--- Request ---
Locate and copy each line in the data that contains the word "补全下列句子".

Entries from a dataset:
>> BEGIN
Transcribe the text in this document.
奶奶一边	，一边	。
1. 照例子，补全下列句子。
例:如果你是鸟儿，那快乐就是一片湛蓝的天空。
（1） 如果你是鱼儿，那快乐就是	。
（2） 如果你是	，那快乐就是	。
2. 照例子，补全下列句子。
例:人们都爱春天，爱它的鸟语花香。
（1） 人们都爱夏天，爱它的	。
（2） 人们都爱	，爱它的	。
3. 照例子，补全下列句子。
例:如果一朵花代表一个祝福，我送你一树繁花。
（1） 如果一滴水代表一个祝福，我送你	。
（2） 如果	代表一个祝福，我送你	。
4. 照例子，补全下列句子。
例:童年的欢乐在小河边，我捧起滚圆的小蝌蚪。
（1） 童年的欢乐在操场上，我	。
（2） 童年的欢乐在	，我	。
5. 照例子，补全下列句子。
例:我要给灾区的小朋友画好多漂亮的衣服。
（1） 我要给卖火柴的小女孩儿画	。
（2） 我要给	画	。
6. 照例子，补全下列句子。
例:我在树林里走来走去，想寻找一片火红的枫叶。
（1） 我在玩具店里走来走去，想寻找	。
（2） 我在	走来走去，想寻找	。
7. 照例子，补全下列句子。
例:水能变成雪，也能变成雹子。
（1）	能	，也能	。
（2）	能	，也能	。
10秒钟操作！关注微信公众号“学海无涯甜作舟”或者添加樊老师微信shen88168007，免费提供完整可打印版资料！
>> END
--- Expected answer ---
1. 照例子，补全下列句子。
2. 照例子，补全下列句子。
3. 照例子，补全下列句子。
4. 照例子，补全下列句子。
5. 照例子，补全下列句子。
6. 照例子，补全下列句子。
7. 照例子，补全下列句子。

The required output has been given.